* **TASK STATEMENT**
Gather up every line that includes the string "داود".

* **PROVIDED RECORDS**
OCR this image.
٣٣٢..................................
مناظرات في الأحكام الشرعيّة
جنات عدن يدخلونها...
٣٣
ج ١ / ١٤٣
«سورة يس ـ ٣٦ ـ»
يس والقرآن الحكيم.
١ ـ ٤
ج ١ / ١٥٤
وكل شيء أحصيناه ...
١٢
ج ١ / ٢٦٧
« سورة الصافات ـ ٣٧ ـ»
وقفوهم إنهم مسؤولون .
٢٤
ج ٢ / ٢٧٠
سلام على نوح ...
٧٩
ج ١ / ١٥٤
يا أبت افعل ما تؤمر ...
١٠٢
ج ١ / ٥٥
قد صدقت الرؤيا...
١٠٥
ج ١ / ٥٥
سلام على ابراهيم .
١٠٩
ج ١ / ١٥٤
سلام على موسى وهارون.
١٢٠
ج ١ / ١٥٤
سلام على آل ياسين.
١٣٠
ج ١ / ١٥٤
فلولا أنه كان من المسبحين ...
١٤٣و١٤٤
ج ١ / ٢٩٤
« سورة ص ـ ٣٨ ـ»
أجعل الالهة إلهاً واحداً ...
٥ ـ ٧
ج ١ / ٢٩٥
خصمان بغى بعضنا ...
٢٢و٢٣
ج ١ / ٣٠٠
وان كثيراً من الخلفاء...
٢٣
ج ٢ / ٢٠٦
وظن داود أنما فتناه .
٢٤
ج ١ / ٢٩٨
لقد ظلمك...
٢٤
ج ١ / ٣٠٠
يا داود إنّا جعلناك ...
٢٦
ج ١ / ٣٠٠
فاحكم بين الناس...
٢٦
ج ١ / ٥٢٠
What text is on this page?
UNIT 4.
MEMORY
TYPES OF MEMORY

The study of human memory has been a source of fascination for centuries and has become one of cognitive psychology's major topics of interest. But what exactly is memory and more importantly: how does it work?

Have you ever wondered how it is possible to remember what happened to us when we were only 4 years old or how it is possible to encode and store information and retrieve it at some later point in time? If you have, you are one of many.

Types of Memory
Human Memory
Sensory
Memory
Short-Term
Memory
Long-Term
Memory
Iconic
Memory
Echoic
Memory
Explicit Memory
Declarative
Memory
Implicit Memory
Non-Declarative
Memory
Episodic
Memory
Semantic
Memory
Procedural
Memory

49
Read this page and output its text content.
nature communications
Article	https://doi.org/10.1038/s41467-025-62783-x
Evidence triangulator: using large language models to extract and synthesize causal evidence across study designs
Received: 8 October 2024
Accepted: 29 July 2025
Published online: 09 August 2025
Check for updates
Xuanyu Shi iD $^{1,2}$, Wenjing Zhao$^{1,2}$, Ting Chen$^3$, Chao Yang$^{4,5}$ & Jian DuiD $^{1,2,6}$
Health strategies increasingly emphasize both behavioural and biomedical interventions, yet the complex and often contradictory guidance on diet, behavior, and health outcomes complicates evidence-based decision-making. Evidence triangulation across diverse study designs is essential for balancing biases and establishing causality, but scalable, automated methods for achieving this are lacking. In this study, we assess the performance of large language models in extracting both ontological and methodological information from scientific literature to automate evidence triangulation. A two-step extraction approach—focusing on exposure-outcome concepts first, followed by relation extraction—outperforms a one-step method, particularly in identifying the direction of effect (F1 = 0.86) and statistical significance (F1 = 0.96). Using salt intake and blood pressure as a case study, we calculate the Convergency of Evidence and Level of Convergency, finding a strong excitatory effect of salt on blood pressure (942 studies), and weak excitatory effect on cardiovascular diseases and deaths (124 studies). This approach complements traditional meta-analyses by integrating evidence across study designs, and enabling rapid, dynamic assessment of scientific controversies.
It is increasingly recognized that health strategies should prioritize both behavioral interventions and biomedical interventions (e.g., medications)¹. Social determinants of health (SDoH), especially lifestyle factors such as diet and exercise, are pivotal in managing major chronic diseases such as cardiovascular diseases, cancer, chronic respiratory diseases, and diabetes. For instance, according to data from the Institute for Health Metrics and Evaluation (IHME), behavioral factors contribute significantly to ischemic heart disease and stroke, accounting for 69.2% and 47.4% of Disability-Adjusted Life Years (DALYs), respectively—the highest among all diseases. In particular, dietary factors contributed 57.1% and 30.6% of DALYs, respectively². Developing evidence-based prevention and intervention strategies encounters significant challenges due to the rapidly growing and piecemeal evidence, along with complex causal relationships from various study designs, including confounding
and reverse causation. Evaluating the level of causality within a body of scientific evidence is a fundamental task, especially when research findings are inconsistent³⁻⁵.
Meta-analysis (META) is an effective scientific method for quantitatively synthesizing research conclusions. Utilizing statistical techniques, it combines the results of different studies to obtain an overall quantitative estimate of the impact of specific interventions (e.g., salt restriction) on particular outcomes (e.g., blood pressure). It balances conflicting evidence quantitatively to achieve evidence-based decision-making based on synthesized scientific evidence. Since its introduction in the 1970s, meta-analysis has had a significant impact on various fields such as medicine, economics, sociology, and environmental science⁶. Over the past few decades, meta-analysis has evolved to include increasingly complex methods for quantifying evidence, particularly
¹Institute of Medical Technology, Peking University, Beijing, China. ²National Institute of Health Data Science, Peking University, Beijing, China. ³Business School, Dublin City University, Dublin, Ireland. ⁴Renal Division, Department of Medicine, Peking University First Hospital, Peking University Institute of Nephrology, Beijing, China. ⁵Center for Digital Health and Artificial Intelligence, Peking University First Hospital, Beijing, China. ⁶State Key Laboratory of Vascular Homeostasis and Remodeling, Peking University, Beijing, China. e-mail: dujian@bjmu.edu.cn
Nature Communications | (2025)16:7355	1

* **RESPONSE FOR THIS EXERCISE**
وظن داود أنما فتناه .
يا داود إنّا جعلناك ...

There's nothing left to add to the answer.